Start Extracted text

The impregnation procedure with silver ions was simple and similar to that for analogous HPLC columns. For example, a solution of silver nitrate (20 mg) in acetonitrile-water (9:1, v/v; 0.25 mL) was allowed to percolate through a Bond Elut SCX™ SPE column wrapped in aluminium foil . The column was then flushed sequentially with acetonitrile (5 mL), acetone (5 mL) and dichloromethane (10 mL), when it was ready for use. A similar procedure was applied to load a Chromabond SA™ SPE column , except that the washing solvents in this instance were methanol, dichloromethane and hexane. Proper conditioning of the column appeared to be important, but with care pure fractions (not contaminated with silver ions) could be obtained . For complex mixtures, sample loads of no more than 0.5 mg were recommended [46,95].
Fatty acid methyl esters with up to six double bonds were resolved on the Bond Elut™ column, with stepwise elution with dichloromethane, acetone and acetonitrile in suitable proportions . In fractions with zero to three double bonds, there was almost no cross-contamination, and only 5% cross-contamination was observed for later fractions in complex samples which contained unsaturated fatty acids with a wide range of chain lengths . The procedure described by Christie  is simple and easy to perform, giving good results even with complex fatty acid mixtures of marine (algae and invertebrates) origin , and it can be recommended as a preliminary step in GC or GC-MS analysis of unknown fatty acid samples.
Christie adapted the technique for the fractionation of triacylglycerols , and it has also been used for cholesterol esters . With relatively saturated triacylglycerols such as those from cocoa butter, palm oil and sheep adipose tissue, SSS and SSM species were each obtained as distinct fractions, SMM and SSD eluted together, while the more unsaturated species were eluted as one fraction, by stepwise elution with appropriate mixtures of dichloromethane, methyl acetate, acetone and acetonitrile . The fractionation of cholesterol esters required the same elution scheme as was used for fatty acid methyl esters, and plasma cholesterol esters with up to six double bonds in the fatty acid moiety were successfully resolved with less than 5% cross-contamination . Such procedures have been reviewed by W.W. Christie in Advances in Lipid Methodology - One .
It is evident that low-pressure silver ion column chromatography has never had a leading role in the analysis of lipids, and it has been used most often for relatively large-scale fractionation or purification of lipids species. Now, even this aspect of column chromatography is losing its importance, since other techniques have been developed that are more effective and easier to handle. Moreover, modern chromatographic and spectroscopic methods for structural elucidation usually require only a few milligrams of material.
It is now widely accepted that there is no single method of analysis that is capable of the complete resolution of a complex mixture of natural or modified lipids . A properly chosen sequence of chromatographic separations provides much more detailed and unambiguous information on sample composition. The strategy of glycerolipid separation and determination by using complementary analytical techniques is thoroughly discussed in the excellent review by Kuksis et al. . Among the chromatographic techniques available, silver ion chromatography has a key position in that it separates lipids on the basis of a single molecular property - degree of unsaturation. Subsequent fractionation by high-temperature GC or reversed-phase TLC or HPLC then separates mainly on the basis of the chain lengths of the components. Therefore, silver ion chromatography is probably most useful as the first preparative step in an analysis. What should be recognized, however, is that the final results can only be as complete, precise and accurate as this preliminary separation.

End Extracted text
Start Data records

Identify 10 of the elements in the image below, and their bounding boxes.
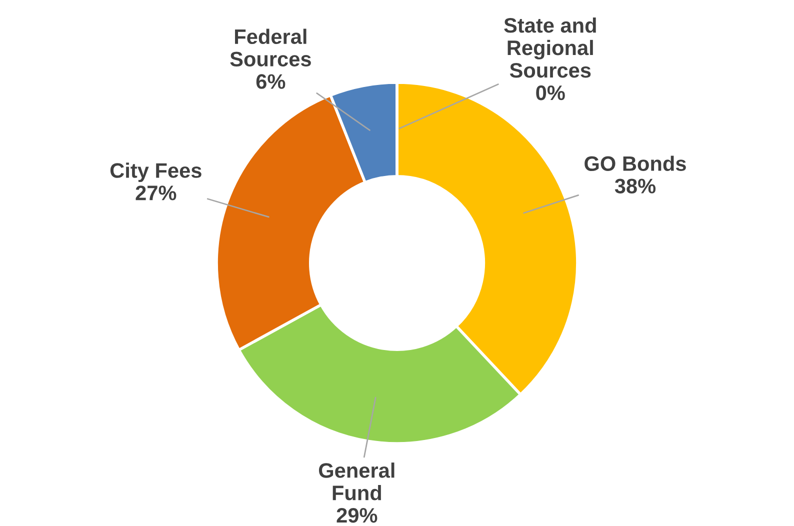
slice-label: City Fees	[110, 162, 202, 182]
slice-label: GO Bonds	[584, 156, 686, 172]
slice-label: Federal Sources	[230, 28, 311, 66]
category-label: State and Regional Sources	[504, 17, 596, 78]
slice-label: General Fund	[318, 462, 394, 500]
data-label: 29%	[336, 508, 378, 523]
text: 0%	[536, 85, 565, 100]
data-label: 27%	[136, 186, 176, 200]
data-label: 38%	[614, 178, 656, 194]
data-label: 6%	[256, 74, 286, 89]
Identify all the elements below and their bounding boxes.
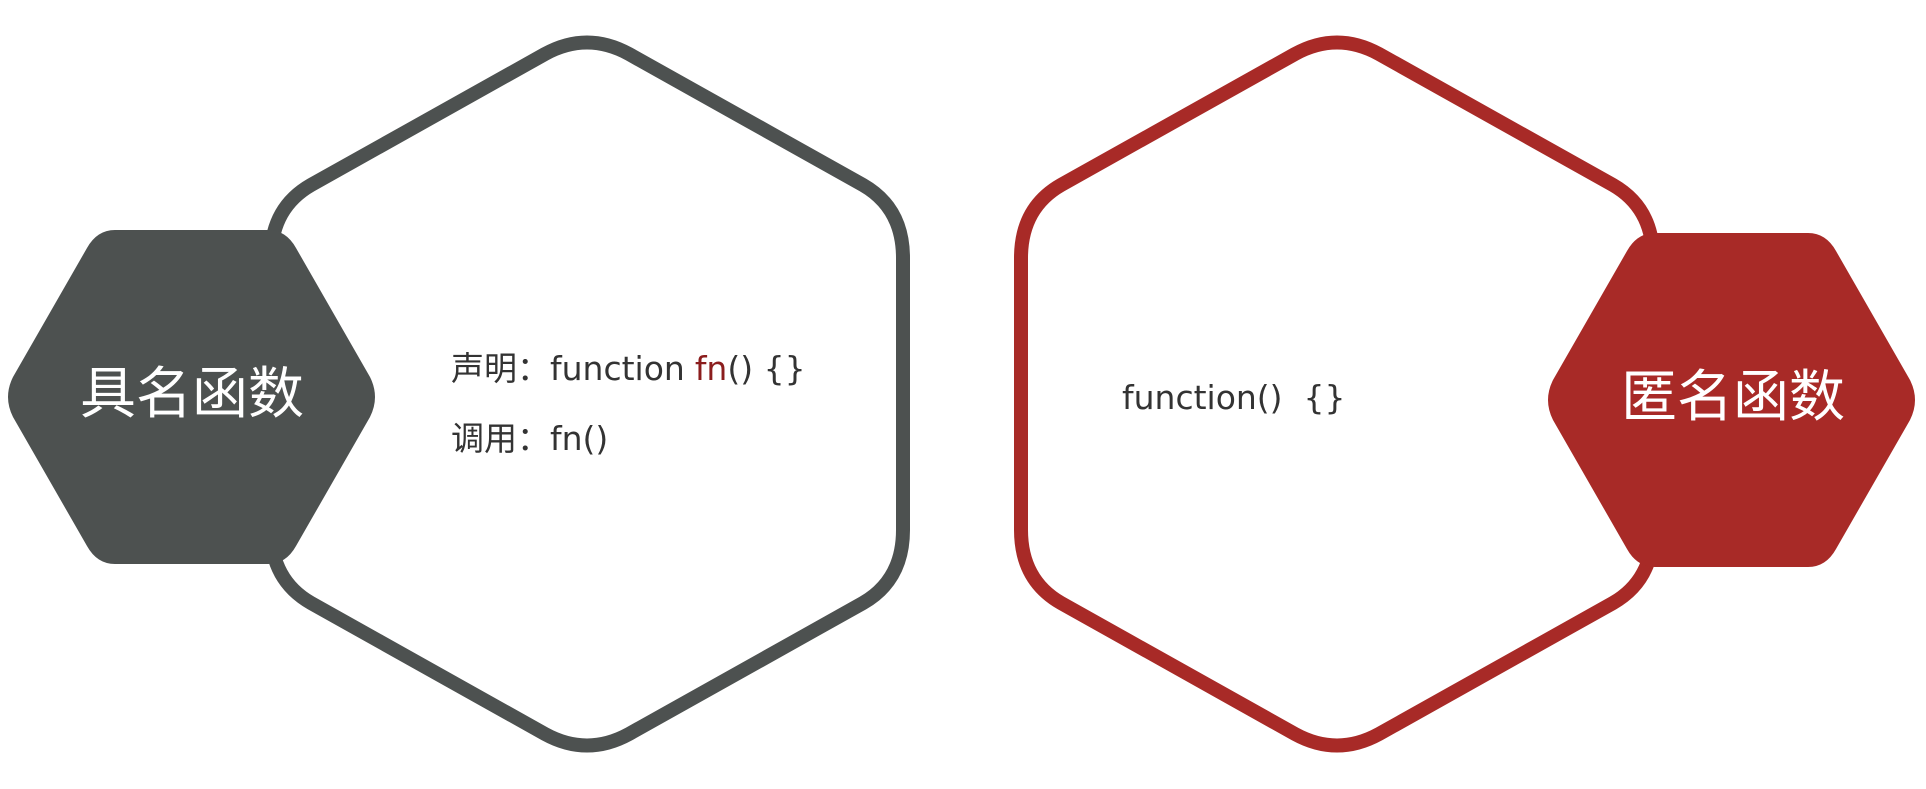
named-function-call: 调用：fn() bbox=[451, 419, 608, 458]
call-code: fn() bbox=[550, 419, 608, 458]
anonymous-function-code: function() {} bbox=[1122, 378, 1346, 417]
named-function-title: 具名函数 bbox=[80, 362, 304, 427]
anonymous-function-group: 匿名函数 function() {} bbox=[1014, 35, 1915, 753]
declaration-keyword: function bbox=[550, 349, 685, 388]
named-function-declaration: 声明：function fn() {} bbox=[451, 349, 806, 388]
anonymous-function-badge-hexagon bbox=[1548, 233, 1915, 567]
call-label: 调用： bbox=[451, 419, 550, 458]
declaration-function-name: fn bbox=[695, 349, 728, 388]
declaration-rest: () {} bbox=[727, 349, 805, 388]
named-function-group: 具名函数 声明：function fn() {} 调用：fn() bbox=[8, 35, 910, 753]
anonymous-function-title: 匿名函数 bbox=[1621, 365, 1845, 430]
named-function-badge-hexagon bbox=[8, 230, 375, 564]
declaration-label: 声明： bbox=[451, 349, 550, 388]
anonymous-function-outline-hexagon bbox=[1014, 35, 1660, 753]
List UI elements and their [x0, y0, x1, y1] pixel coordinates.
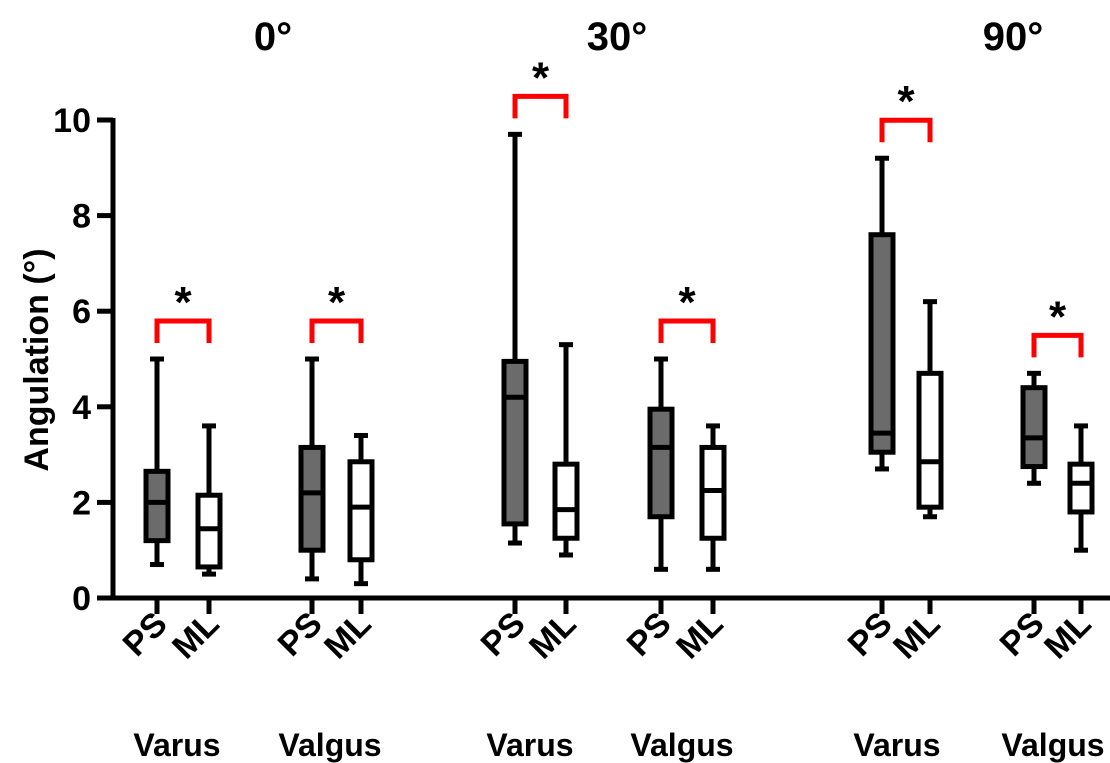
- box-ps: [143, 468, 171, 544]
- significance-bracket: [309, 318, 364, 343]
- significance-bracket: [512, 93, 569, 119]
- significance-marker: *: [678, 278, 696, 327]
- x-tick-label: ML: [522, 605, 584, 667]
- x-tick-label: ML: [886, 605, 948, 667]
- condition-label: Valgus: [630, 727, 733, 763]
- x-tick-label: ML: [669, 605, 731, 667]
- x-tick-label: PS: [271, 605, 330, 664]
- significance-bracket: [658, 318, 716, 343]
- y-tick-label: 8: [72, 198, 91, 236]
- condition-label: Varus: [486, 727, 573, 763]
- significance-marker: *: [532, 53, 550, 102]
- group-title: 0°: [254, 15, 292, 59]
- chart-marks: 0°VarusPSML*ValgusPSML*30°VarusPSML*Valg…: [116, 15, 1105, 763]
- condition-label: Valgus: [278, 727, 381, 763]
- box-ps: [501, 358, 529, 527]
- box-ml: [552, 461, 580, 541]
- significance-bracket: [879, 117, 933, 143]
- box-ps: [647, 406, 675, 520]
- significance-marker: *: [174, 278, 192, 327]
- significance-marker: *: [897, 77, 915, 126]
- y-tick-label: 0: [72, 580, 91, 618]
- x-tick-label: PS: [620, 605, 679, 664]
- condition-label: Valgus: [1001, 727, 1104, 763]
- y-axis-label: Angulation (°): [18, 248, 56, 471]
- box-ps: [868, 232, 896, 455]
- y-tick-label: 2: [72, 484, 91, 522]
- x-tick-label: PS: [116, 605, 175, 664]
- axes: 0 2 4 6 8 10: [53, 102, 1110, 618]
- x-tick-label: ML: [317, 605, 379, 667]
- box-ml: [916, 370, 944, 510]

End Data records

-- Work instructions --
(1) Summarize the text on silver ion chromatography in two sentences.
(2) Reproduce word for word the passage of the text on silver ion chromatography from "The impregnation procedure" up to and including "were recommended [46,95].".

-- Task-by-task results --
(1) Silver ion solid-phase extraction columns, loaded by letting a silver nitrate solution percolate through them and then flushing them with solvents, were used to fractionate fatty acid methyl esters, triacylglycerols and cholesterol esters, with little cross-contamination for the esters. Low-pressure silver ion column chromatography is losing its importance to more effective techniques, but because silver ion chromatography separates lipids by degree of unsaturation, it is probably most useful as the first preparative step in an analysis.

(2)
The impregnation procedure with silver ions was simple and similar to that for analogous HPLC columns. For example, a solution of silver nitrate (20 mg) in acetonitrile-water (9:1, v/v; 0.25 mL) was allowed to percolate through a Bond Elut SCX™ SPE column wrapped in aluminium foil . The column was then flushed sequentially with acetonitrile (5 mL), acetone (5 mL) and dichloromethane (10 mL), when it was ready for use. A similar procedure was applied to load a Chromabond SA™ SPE column , except that the washing solvents in this instance were methanol, dichloromethane and hexane. Proper conditioning of the column appeared to be important, but with care pure fractions (not contaminated with silver ions) could be obtained . For complex mixtures, sample loads of no more than 0.5 mg were recommended [46,95].